> Requirement
From the entries below, gather every line containing the string "identical".

START Given information

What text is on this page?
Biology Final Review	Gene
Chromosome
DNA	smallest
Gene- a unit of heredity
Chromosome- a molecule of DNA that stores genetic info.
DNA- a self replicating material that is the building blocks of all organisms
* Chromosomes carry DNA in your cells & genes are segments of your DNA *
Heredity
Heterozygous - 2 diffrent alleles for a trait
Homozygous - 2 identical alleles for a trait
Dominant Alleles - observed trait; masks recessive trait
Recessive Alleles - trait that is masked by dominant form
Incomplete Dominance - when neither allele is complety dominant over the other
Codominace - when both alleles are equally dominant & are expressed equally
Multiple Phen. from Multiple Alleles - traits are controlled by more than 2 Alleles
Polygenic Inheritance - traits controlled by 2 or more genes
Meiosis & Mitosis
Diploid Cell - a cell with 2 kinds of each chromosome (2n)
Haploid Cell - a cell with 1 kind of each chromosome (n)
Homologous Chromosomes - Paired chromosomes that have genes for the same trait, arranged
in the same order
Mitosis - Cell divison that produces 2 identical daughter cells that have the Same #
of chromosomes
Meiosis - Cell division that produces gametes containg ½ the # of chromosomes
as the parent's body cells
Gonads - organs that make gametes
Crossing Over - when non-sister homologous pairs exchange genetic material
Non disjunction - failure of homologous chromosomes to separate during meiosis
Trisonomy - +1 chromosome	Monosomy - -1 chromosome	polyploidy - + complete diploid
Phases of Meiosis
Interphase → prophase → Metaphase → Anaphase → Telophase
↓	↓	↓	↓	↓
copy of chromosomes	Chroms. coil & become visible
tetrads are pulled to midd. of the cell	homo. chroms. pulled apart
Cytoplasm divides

END Given information

> Reply to the exercise
Homozygous - 2 identical alleles for a trait
Mitosis - Cell divison that produces 2 identical daughter cells that have the Same #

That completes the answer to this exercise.